Element and coordinate records:
----------------------------------------
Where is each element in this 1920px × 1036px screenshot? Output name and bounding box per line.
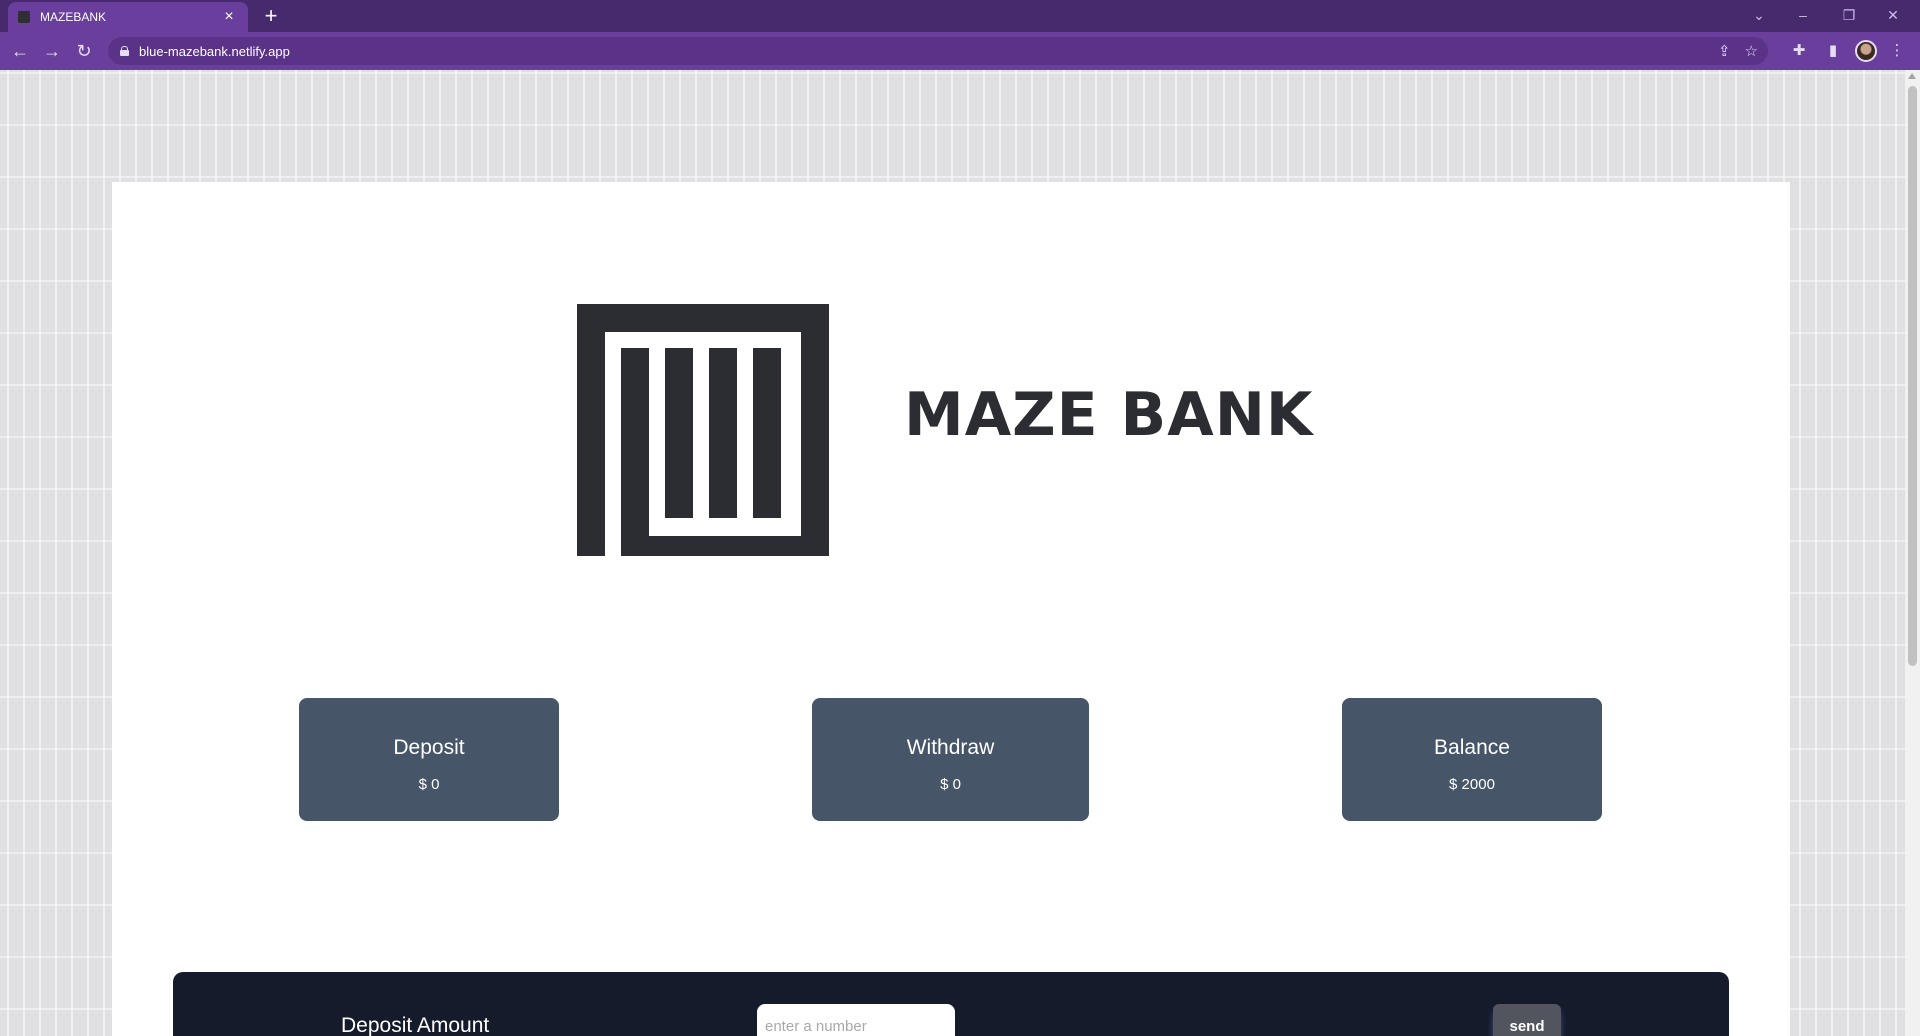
extensions-icon[interactable]: ✚ (1788, 40, 1810, 62)
deposit-form: Deposit Amount send (173, 972, 1729, 1036)
maze-bank-logo (577, 304, 829, 556)
minimize-icon[interactable]: – (1788, 4, 1818, 26)
deposit-amount-input[interactable] (757, 1004, 955, 1036)
browser-toolbar: ← → ↻ blue-mazebank.netlify.app ⇪ ☆ ✚ ▮ … (0, 32, 1920, 70)
menu-icon[interactable]: ⋮ (1886, 40, 1908, 62)
tab-search-icon[interactable]: ⌄ (1744, 4, 1774, 26)
browser-tab[interactable]: MAZEBANK × (8, 2, 248, 32)
withdraw-card: Withdraw $ 0 (812, 698, 1089, 821)
window-close-icon[interactable]: ✕ (1878, 4, 1908, 26)
profile-avatar[interactable] (1855, 40, 1877, 62)
back-icon[interactable]: ← (8, 39, 32, 63)
deposit-card: Deposit $ 0 (299, 698, 559, 821)
main-card: MAZE BANK Deposit $ 0 Withdraw $ 0 Balan… (112, 182, 1790, 1036)
tab-title: MAZEBANK (40, 10, 107, 24)
page-background: MAZE BANK Deposit $ 0 Withdraw $ 0 Balan… (0, 70, 1905, 1036)
withdraw-value: $ 0 (940, 776, 961, 793)
favicon-icon (18, 11, 30, 23)
reload-icon[interactable]: ↻ (72, 39, 96, 63)
bookmark-star-icon[interactable]: ☆ (1745, 42, 1758, 60)
close-icon[interactable]: × (220, 9, 238, 25)
scroll-up-arrow-icon[interactable] (1908, 73, 1916, 79)
browser-tabbar: MAZEBANK × + ⌄ – ❐ ✕ (0, 0, 1920, 32)
restore-icon[interactable]: ❐ (1834, 4, 1864, 26)
deposit-amount-label: Deposit Amount (341, 1014, 490, 1036)
balance-card: Balance $ 2000 (1342, 698, 1602, 821)
deposit-value: $ 0 (418, 776, 440, 793)
new-tab-button[interactable]: + (258, 4, 284, 28)
bank-title: MAZE BANK (904, 380, 1314, 450)
deposit-label: Deposit (393, 736, 465, 759)
send-button[interactable]: send (1493, 1004, 1561, 1036)
scrollbar[interactable] (1905, 70, 1920, 1036)
withdraw-label: Withdraw (906, 736, 995, 759)
side-panel-icon[interactable]: ▮ (1822, 40, 1844, 62)
forward-icon[interactable]: → (40, 39, 64, 63)
balance-label: Balance (1434, 736, 1510, 759)
lock-icon[interactable] (120, 46, 129, 56)
url-text: blue-mazebank.netlify.app (139, 43, 290, 59)
scrollbar-thumb[interactable] (1908, 86, 1917, 666)
share-icon[interactable]: ⇪ (1718, 42, 1731, 60)
balance-value: $ 2000 (1449, 776, 1495, 793)
address-bar[interactable]: blue-mazebank.netlify.app ⇪ ☆ (108, 37, 1768, 65)
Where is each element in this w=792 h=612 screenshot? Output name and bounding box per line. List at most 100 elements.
----------------------------------------
What the exercise asks:
Repeat every line of the records above word for word, leaving out the pictures.

Answer:
Where is each element in this 1920px × 1036px screenshot? Output name and bounding box per line.
extensions-icon[interactable]: ✚ (1788, 40, 1810, 62)
deposit-form: Deposit Amount send (173, 972, 1729, 1036)
maze-bank-logo (577, 304, 829, 556)
minimize-icon[interactable]: – (1788, 4, 1818, 26)
deposit-amount-input[interactable] (757, 1004, 955, 1036)
browser-toolbar: ← → ↻ blue-mazebank.netlify.app ⇪ ☆ ✚ ▮ … (0, 32, 1920, 70)
menu-icon[interactable]: ⋮ (1886, 40, 1908, 62)
tab-search-icon[interactable]: ⌄ (1744, 4, 1774, 26)
browser-tab[interactable]: MAZEBANK × (8, 2, 248, 32)
withdraw-card: Withdraw $ 0 (812, 698, 1089, 821)
window-close-icon[interactable]: ✕ (1878, 4, 1908, 26)
profile-avatar[interactable] (1855, 40, 1877, 62)
back-icon[interactable]: ← (8, 39, 32, 63)
deposit-card: Deposit $ 0 (299, 698, 559, 821)
main-card: MAZE BANK Deposit $ 0 Withdraw $ 0 Balan… (112, 182, 1790, 1036)
tab-title: MAZEBANK (40, 10, 107, 24)
page-background: MAZE BANK Deposit $ 0 Withdraw $ 0 Balan… (0, 70, 1905, 1036)
withdraw-value: $ 0 (940, 776, 961, 793)
favicon-icon (18, 11, 30, 23)
reload-icon[interactable]: ↻ (72, 39, 96, 63)
bookmark-star-icon[interactable]: ☆ (1745, 42, 1758, 60)
close-icon[interactable]: × (220, 9, 238, 25)
scroll-up-arrow-icon[interactable] (1908, 73, 1916, 79)
browser-tabbar: MAZEBANK × + ⌄ – ❐ ✕ (0, 0, 1920, 32)
restore-icon[interactable]: ❐ (1834, 4, 1864, 26)
deposit-amount-label: Deposit Amount (341, 1014, 490, 1036)
balance-card: Balance $ 2000 (1342, 698, 1602, 821)
deposit-value: $ 0 (418, 776, 440, 793)
new-tab-button[interactable]: + (258, 4, 284, 28)
bank-title: MAZE BANK (904, 380, 1314, 450)
deposit-label: Deposit (393, 736, 465, 759)
send-button[interactable]: send (1493, 1004, 1561, 1036)
scrollbar[interactable] (1905, 70, 1920, 1036)
withdraw-label: Withdraw (906, 736, 995, 759)
side-panel-icon[interactable]: ▮ (1822, 40, 1844, 62)
forward-icon[interactable]: → (40, 39, 64, 63)
balance-label: Balance (1434, 736, 1510, 759)
lock-icon[interactable] (120, 46, 129, 56)
url-text: blue-mazebank.netlify.app (139, 43, 290, 59)
scrollbar-thumb[interactable] (1908, 86, 1917, 666)
share-icon[interactable]: ⇪ (1718, 42, 1731, 60)
balance-value: $ 2000 (1449, 776, 1495, 793)
address-bar[interactable]: blue-mazebank.netlify.app ⇪ ☆ (108, 37, 1768, 65)
Where is each element in this w=792 h=612 screenshot? Output name and bounding box per line. List at most 100 elements.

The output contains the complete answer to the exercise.